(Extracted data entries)
• • • •

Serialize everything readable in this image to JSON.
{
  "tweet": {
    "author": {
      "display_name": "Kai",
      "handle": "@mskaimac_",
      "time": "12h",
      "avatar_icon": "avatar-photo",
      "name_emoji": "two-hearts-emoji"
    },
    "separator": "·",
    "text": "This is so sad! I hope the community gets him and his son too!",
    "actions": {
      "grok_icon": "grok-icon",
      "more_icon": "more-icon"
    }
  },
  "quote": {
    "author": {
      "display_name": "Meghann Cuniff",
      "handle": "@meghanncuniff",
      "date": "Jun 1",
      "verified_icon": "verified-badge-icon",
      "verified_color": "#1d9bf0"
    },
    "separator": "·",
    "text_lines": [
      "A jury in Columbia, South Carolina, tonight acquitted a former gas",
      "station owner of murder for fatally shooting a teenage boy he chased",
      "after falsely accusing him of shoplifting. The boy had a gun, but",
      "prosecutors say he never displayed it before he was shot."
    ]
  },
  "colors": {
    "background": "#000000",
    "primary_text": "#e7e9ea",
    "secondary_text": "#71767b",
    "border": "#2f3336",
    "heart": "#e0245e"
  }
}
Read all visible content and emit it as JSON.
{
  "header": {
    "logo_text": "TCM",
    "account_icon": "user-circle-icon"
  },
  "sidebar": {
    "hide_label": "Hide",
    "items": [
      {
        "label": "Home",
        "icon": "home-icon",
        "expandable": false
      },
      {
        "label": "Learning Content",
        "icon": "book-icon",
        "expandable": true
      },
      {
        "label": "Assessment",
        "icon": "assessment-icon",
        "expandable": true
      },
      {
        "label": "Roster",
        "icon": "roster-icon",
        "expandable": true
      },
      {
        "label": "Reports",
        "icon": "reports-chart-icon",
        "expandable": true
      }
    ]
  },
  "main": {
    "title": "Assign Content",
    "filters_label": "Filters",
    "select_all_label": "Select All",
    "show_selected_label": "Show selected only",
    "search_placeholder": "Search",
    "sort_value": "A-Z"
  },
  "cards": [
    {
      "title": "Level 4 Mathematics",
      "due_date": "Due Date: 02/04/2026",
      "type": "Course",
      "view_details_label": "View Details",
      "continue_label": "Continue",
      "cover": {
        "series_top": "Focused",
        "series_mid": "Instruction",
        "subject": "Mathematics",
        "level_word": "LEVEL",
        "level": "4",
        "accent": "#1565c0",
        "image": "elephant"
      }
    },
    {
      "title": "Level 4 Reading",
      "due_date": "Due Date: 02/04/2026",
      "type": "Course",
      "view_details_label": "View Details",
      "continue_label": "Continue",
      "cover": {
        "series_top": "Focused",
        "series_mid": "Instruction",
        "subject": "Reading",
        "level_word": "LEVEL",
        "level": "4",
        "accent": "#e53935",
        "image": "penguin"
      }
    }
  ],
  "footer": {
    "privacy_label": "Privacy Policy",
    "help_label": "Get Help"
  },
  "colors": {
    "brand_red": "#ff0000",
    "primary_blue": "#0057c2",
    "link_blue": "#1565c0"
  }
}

• • • •

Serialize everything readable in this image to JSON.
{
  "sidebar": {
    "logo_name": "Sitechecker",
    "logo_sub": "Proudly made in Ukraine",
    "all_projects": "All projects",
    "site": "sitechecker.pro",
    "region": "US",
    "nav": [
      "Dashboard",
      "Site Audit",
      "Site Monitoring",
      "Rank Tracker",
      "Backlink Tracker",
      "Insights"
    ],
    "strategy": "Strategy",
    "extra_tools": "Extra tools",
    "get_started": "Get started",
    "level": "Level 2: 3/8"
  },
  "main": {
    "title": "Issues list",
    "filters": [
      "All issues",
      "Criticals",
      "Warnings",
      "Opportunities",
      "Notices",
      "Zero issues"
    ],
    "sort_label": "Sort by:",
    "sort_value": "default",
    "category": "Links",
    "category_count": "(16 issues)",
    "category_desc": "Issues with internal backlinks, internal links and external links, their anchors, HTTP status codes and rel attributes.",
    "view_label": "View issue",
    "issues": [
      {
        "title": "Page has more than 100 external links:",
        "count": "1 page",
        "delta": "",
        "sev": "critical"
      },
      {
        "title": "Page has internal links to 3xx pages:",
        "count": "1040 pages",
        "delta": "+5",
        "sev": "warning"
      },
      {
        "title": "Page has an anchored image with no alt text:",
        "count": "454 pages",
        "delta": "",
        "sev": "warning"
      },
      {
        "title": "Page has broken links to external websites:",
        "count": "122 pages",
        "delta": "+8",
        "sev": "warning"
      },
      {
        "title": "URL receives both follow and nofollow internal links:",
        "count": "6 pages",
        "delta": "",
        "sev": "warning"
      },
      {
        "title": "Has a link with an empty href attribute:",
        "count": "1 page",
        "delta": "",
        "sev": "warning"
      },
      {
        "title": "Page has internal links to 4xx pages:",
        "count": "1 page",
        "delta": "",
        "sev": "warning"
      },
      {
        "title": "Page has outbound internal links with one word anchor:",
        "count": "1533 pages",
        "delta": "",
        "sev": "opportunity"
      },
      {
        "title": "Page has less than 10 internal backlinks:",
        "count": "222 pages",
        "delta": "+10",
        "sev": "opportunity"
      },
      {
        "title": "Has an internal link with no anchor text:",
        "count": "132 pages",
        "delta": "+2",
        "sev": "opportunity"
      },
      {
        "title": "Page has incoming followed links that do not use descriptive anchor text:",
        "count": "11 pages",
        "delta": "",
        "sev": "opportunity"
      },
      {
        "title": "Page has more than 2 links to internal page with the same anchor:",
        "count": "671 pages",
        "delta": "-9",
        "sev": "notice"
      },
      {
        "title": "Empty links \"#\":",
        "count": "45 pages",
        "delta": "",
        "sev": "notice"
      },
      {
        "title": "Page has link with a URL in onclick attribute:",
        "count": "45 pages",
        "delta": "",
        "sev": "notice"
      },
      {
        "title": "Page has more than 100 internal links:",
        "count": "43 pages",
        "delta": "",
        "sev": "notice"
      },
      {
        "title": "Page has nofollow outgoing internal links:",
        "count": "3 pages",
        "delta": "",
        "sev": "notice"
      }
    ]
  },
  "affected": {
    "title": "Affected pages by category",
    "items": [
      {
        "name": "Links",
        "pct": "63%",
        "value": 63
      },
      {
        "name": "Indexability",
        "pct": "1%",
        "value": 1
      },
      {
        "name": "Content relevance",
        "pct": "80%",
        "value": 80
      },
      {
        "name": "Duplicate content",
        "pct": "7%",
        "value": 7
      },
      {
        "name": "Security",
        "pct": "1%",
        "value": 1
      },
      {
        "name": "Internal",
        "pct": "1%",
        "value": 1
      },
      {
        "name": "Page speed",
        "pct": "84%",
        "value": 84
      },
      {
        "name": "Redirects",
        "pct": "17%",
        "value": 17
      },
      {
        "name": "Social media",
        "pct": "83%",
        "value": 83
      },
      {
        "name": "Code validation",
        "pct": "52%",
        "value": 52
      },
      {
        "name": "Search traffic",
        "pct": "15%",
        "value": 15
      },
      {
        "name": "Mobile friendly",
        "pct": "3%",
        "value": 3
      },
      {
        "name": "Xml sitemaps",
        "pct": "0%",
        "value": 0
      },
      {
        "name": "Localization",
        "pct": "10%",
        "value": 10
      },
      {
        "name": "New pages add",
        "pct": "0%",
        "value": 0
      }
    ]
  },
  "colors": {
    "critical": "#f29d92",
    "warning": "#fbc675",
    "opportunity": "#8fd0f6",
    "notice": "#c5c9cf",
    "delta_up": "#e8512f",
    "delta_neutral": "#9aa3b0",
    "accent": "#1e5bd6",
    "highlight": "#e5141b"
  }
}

• • • •

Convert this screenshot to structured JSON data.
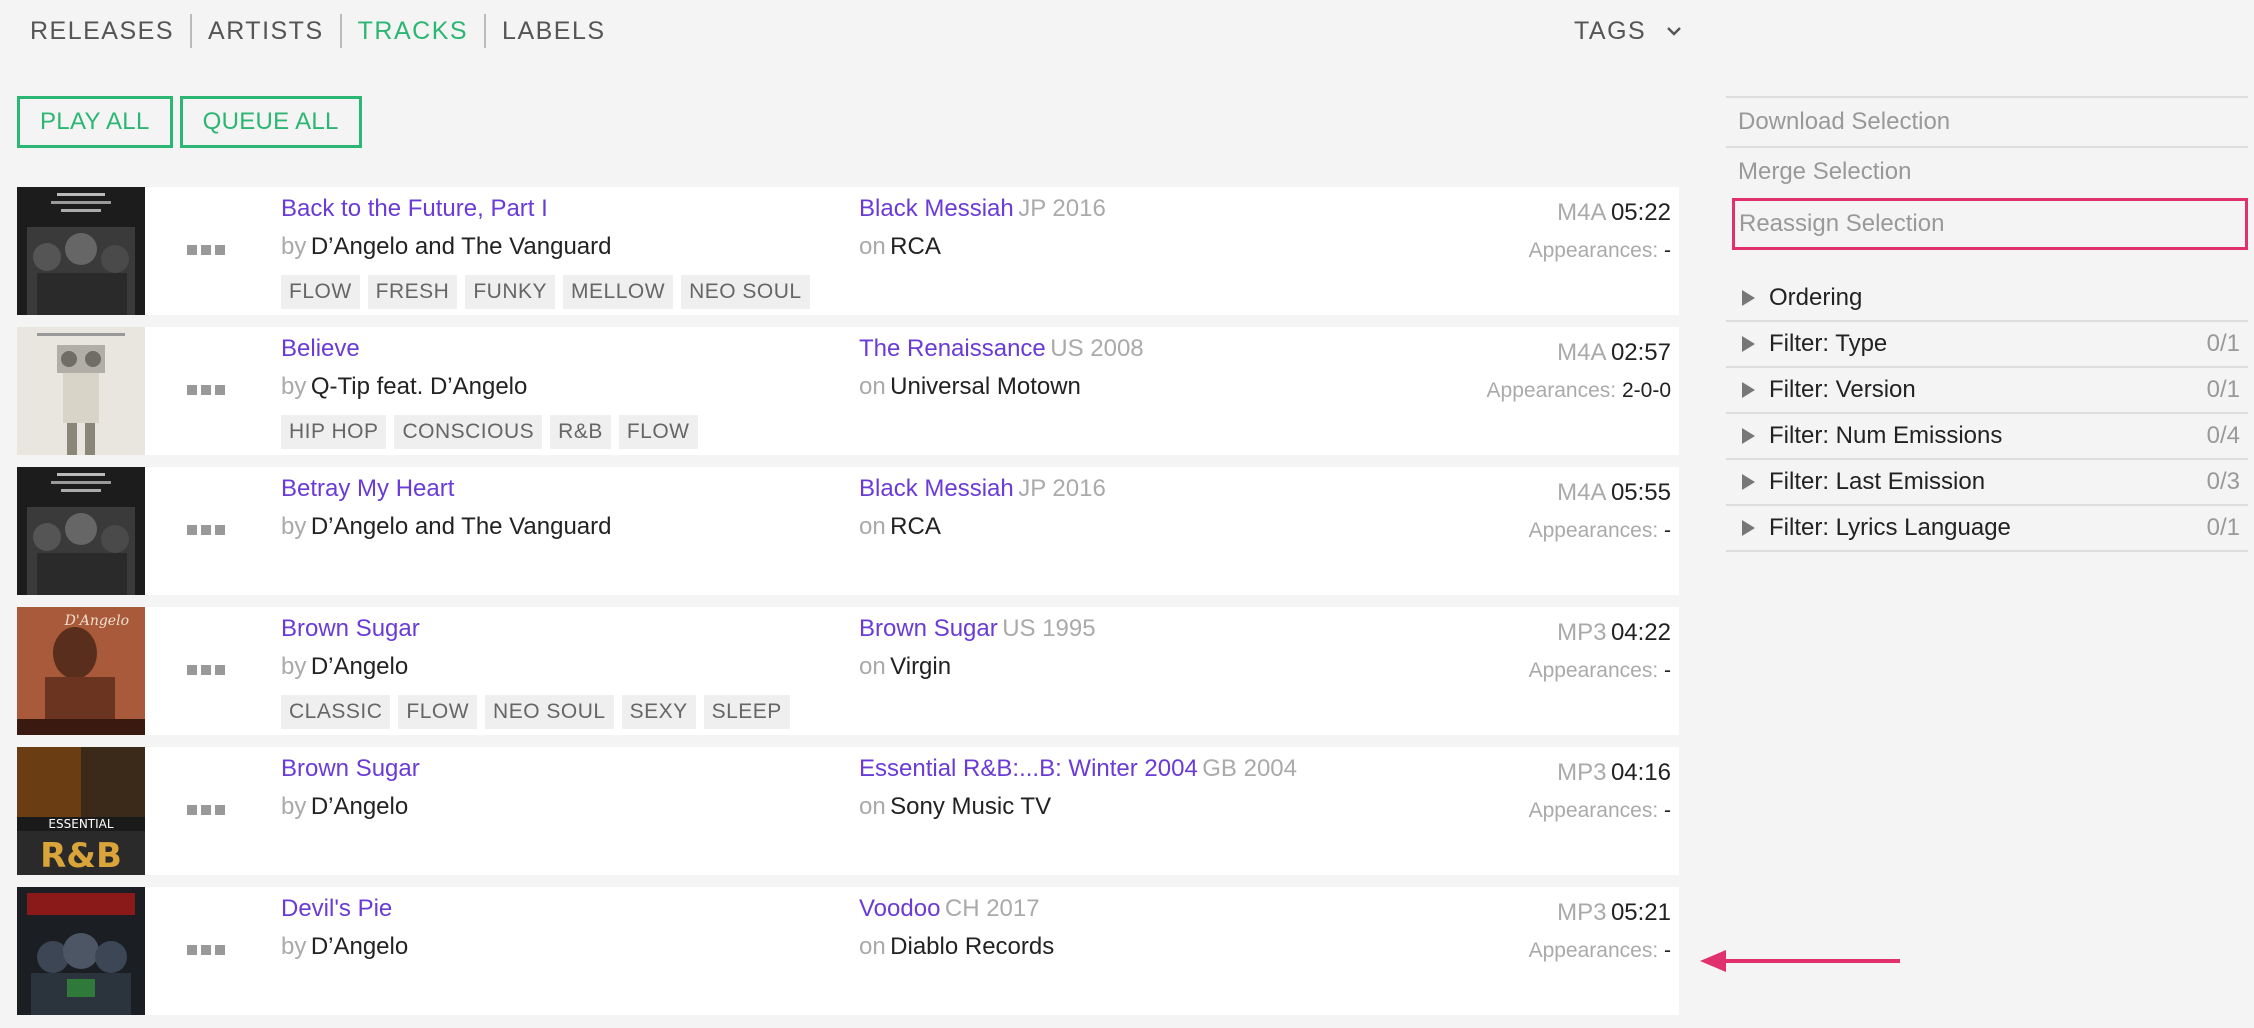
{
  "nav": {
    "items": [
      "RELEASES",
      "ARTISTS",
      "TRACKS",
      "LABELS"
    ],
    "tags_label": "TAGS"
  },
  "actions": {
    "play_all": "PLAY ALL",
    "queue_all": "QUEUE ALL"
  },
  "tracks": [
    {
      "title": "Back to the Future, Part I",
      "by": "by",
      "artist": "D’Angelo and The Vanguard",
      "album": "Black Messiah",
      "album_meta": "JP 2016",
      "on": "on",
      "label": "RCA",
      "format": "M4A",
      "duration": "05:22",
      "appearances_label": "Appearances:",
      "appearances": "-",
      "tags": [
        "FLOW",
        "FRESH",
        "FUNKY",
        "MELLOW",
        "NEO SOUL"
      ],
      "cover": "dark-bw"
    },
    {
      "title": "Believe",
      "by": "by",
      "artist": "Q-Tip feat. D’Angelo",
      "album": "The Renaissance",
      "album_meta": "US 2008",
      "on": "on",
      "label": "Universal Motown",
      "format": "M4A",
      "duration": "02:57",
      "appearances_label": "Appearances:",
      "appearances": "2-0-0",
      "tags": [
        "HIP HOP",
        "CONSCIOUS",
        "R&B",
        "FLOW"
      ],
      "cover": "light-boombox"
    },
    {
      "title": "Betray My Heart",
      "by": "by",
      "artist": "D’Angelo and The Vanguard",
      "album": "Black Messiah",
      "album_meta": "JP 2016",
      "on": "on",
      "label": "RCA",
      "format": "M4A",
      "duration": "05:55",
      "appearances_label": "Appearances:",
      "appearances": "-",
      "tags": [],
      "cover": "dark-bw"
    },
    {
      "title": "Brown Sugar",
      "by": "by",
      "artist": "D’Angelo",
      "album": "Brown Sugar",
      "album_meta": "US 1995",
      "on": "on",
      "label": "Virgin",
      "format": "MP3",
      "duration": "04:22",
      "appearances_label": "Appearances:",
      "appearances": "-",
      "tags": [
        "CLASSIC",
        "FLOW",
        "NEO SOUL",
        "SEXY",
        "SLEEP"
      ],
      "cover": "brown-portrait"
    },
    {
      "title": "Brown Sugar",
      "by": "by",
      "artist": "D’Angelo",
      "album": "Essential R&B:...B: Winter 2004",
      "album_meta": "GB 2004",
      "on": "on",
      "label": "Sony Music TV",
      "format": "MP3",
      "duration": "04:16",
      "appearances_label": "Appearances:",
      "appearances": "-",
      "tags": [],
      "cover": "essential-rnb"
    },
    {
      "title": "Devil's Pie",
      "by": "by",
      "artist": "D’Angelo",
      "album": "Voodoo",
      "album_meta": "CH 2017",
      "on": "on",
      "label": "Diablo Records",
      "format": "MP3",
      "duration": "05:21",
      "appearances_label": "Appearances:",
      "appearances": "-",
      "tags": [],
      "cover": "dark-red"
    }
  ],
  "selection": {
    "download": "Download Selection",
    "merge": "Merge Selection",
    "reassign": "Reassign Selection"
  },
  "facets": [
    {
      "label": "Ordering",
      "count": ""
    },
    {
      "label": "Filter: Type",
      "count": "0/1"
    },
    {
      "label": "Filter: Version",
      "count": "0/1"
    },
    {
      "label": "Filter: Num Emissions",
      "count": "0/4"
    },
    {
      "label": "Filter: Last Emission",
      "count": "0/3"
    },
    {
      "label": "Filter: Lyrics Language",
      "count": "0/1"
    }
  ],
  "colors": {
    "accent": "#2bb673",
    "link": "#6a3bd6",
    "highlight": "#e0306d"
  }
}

• • • •

§ **Exercise objective**
Pick out each line containing the string "with" and copy it.

§ **Task output**
    "category_desc": "Issues with internal backlinks, internal links and external links, their anchors, HTTP status codes and rel attributes.",
        "title": "Page has an anchored image with no alt text:",
        "title": "Has a link with an empty href attribute:",
        "title": "Page has outbound internal links with one word anchor:",
        "title": "Has an internal link with no anchor text:",
        "title": "Page has more than 2 links to internal page with the same anchor:",
        "title": "Page has link with a URL in onclick attribute:",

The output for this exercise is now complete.